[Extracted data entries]
---

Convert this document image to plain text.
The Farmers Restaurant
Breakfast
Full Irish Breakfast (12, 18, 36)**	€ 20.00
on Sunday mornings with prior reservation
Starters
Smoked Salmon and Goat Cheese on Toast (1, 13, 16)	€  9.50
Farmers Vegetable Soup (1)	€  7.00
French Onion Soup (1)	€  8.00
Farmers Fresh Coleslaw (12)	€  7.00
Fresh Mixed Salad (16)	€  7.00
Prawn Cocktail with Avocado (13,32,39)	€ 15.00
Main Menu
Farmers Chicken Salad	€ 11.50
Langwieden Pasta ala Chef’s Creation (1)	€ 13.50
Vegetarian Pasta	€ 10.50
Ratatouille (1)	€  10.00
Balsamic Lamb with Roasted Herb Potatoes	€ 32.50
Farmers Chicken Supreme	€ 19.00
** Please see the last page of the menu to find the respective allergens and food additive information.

---

[Given request]: Copy out every line where the word "with" occurs.

[Reply to the exercise]:
on Sunday mornings with prior reservation
Prawn Cocktail with Avocado (13,32,39)	€ 15.00
Balsamic Lamb with Roasted Herb Potatoes	€ 32.50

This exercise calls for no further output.